▶ **THE TASK**
Find the lines holding the string "essai" in the data, then copy all of them.

A block of data
# # #

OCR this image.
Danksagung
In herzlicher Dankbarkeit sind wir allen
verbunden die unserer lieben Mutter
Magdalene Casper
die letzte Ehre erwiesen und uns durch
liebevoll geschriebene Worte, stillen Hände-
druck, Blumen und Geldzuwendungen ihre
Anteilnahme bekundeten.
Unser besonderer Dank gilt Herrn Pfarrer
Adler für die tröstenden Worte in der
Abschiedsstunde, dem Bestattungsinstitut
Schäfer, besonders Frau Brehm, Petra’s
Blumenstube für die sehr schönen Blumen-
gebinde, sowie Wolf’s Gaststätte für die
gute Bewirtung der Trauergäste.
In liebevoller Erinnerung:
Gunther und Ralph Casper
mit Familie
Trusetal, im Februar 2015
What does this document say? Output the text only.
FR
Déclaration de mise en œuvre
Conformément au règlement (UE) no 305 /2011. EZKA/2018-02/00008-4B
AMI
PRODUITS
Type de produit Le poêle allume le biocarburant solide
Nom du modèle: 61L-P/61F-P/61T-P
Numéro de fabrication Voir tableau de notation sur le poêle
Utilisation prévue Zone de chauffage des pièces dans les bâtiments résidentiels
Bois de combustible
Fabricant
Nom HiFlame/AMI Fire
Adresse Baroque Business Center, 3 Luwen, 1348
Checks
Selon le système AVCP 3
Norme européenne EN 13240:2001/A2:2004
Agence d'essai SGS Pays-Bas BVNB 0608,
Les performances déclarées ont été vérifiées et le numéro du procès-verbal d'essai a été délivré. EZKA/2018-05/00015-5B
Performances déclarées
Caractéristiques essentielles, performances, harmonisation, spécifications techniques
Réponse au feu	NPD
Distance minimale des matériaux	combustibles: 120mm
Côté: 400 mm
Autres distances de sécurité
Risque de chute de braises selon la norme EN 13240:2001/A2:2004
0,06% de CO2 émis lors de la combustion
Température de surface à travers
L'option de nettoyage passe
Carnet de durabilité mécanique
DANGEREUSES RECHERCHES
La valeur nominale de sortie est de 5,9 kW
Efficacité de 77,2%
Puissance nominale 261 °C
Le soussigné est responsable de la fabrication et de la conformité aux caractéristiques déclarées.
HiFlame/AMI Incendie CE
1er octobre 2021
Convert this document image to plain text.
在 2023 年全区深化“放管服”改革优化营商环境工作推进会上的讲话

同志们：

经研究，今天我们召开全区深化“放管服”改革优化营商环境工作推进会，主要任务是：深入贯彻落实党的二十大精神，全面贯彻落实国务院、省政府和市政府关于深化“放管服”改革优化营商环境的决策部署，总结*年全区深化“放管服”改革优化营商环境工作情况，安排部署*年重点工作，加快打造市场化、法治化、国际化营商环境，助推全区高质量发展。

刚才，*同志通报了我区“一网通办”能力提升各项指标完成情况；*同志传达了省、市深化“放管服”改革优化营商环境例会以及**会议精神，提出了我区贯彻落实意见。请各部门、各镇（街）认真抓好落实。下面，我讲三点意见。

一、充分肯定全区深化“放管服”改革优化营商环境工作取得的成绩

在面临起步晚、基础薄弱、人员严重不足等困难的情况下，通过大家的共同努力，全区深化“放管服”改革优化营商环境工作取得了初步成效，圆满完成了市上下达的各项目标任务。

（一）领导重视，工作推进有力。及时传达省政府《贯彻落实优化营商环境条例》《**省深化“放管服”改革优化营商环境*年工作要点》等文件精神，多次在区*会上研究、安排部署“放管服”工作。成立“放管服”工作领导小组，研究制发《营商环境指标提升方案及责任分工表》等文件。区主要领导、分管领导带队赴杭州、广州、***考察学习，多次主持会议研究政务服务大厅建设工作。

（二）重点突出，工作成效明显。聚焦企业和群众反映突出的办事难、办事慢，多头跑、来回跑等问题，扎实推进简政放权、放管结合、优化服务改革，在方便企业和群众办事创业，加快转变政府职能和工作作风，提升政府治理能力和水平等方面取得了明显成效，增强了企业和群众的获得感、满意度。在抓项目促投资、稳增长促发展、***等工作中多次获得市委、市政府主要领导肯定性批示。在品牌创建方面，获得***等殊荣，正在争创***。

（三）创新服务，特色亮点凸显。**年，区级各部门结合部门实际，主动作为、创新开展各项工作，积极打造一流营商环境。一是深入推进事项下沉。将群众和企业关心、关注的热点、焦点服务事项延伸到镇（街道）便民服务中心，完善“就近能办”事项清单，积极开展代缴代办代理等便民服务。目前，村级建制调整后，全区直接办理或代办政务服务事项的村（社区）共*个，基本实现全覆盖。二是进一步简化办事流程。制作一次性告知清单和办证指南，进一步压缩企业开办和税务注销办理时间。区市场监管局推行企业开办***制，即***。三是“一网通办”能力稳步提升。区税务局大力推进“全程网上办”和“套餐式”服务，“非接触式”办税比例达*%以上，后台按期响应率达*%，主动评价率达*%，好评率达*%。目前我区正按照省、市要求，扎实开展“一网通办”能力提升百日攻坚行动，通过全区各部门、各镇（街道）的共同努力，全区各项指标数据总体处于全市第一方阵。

# # #

▶ **ANSWER FOR THIS EXERCISE**
Agence d'essai SGS Pays-Bas BVNB 0608,
Les performances déclarées ont été vérifiées et le numéro du procès-verbal d'essai a été délivré. EZKA/2018-05/00015-5B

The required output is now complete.